-- What to work on --
Repeat all of the material exactly as given.

-- Stored rows --

^^^^

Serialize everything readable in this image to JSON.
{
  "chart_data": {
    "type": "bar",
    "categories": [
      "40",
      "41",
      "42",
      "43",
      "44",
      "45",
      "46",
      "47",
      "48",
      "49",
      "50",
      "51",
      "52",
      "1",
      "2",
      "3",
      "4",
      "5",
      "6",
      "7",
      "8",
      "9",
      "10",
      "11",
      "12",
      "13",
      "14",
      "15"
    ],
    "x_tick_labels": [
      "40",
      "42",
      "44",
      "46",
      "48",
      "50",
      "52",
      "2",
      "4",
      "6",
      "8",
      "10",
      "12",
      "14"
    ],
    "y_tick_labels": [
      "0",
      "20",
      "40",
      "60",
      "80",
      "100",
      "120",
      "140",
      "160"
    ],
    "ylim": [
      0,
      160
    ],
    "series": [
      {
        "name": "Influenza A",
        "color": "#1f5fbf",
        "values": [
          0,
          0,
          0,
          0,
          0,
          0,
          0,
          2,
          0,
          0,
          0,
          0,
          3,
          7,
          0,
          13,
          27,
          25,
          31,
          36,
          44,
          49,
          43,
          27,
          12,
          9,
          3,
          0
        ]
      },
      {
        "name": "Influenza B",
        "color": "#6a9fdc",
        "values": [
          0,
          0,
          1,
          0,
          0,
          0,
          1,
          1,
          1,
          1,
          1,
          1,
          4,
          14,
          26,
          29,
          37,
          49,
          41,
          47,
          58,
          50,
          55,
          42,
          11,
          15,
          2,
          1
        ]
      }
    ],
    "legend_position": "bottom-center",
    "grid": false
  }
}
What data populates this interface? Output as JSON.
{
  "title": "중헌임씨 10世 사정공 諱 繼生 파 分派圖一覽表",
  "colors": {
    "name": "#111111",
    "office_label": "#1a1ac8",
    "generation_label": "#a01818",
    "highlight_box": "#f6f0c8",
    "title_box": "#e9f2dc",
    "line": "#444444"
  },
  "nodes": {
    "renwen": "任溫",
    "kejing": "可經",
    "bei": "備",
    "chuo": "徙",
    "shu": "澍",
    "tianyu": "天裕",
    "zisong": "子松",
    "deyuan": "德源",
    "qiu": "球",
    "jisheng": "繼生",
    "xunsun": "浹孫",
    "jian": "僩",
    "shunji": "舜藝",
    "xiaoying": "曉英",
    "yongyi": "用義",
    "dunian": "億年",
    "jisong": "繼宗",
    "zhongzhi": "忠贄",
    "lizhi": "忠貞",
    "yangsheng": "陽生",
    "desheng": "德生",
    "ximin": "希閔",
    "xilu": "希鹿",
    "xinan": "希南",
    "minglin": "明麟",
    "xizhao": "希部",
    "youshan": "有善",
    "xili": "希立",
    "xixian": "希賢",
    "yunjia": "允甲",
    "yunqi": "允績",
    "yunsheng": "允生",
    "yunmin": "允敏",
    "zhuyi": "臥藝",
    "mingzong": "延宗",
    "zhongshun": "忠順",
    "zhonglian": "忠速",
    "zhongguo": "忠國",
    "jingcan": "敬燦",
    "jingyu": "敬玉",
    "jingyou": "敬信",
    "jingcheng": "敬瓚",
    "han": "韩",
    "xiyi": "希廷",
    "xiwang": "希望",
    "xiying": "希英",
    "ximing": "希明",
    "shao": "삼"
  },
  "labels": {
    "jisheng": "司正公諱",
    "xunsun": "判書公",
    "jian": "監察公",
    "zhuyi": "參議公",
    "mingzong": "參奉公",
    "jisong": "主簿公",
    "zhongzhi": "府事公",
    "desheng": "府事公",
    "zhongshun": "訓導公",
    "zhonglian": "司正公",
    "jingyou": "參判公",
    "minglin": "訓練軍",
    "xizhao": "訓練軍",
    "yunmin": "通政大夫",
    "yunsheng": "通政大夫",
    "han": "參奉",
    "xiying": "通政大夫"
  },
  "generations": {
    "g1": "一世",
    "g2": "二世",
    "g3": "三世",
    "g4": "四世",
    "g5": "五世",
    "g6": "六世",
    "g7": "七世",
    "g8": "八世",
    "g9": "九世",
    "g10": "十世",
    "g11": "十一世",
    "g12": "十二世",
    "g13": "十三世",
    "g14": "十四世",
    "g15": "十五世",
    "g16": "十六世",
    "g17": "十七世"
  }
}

^^^^

-- Solution for this exercise --
Serialize everything readable in this image to JSON.
{
  "chart_data": {
    "type": "bar",
    "categories": [
      "40",
      "41",
      "42",
      "43",
      "44",
      "45",
      "46",
      "47",
      "48",
      "49",
      "50",
      "51",
      "52",
      "1",
      "2",
      "3",
      "4",
      "5",
      "6",
      "7",
      "8",
      "9",
      "10",
      "11",
      "12",
      "13",
      "14",
      "15"
    ],
    "x_tick_labels": [
      "40",
      "42",
      "44",
      "46",
      "48",
      "50",
      "52",
      "2",
      "4",
      "6",
      "8",
      "10",
      "12",
      "14"
    ],
    "y_tick_labels": [
      "0",
      "20",
      "40",
      "60",
      "80",
      "100",
      "120",
      "140",
      "160"
    ],
    "ylim": [
      0,
      160
    ],
    "series": [
      {
        "name": "Influenza A",
        "color": "#1f5fbf",
        "values": [
          0,
          0,
          0,
          0,
          0,
          0,
          0,
          2,
          0,
          0,
          0,
          0,
          3,
          7,
          0,
          13,
          27,
          25,
          31,
          36,
          44,
          49,
          43,
          27,
          12,
          9,
          3,
          0
        ]
      },
      {
        "name": "Influenza B",
        "color": "#6a9fdc",
        "values": [
          0,
          0,
          1,
          0,
          0,
          0,
          1,
          1,
          1,
          1,
          1,
          1,
          4,
          14,
          26,
          29,
          37,
          49,
          41,
          47,
          58,
          50,
          55,
          42,
          11,
          15,
          2,
          1
        ]
      }
    ],
    "legend_position": "bottom-center",
    "grid": false
  }
}
What data populates this interface? Output as JSON.
{
  "title": "중헌임씨 10世 사정공 諱 繼生 파 分派圖一覽表",
  "colors": {
    "name": "#111111",
    "office_label": "#1a1ac8",
    "generation_label": "#a01818",
    "highlight_box": "#f6f0c8",
    "title_box": "#e9f2dc",
    "line": "#444444"
  },
  "nodes": {
    "renwen": "任溫",
    "kejing": "可經",
    "bei": "備",
    "chuo": "徙",
    "shu": "澍",
    "tianyu": "天裕",
    "zisong": "子松",
    "deyuan": "德源",
    "qiu": "球",
    "jisheng": "繼生",
    "xunsun": "浹孫",
    "jian": "僩",
    "shunji": "舜藝",
    "xiaoying": "曉英",
    "yongyi": "用義",
    "dunian": "億年",
    "jisong": "繼宗",
    "zhongzhi": "忠贄",
    "lizhi": "忠貞",
    "yangsheng": "陽生",
    "desheng": "德生",
    "ximin": "希閔",
    "xilu": "希鹿",
    "xinan": "希南",
    "minglin": "明麟",
    "xizhao": "希部",
    "youshan": "有善",
    "xili": "希立",
    "xixian": "希賢",
    "yunjia": "允甲",
    "yunqi": "允績",
    "yunsheng": "允生",
    "yunmin": "允敏",
    "zhuyi": "臥藝",
    "mingzong": "延宗",
    "zhongshun": "忠順",
    "zhonglian": "忠速",
    "zhongguo": "忠國",
    "jingcan": "敬燦",
    "jingyu": "敬玉",
    "jingyou": "敬信",
    "jingcheng": "敬瓚",
    "han": "韩",
    "xiyi": "希廷",
    "xiwang": "希望",
    "xiying": "希英",
    "ximing": "希明",
    "shao": "삼"
  },
  "labels": {
    "jisheng": "司正公諱",
    "xunsun": "判書公",
    "jian": "監察公",
    "zhuyi": "參議公",
    "mingzong": "參奉公",
    "jisong": "主簿公",
    "zhongzhi": "府事公",
    "desheng": "府事公",
    "zhongshun": "訓導公",
    "zhonglian": "司正公",
    "jingyou": "參判公",
    "minglin": "訓練軍",
    "xizhao": "訓練軍",
    "yunmin": "通政大夫",
    "yunsheng": "通政大夫",
    "han": "參奉",
    "xiying": "通政大夫"
  },
  "generations": {
    "g1": "一世",
    "g2": "二世",
    "g3": "三世",
    "g4": "四世",
    "g5": "五世",
    "g6": "六世",
    "g7": "七世",
    "g8": "八世",
    "g9": "九世",
    "g10": "十世",
    "g11": "十一世",
    "g12": "十二世",
    "g13": "十三世",
    "g14": "十四世",
    "g15": "十五世",
    "g16": "十六世",
    "g17": "十七世"
  }
}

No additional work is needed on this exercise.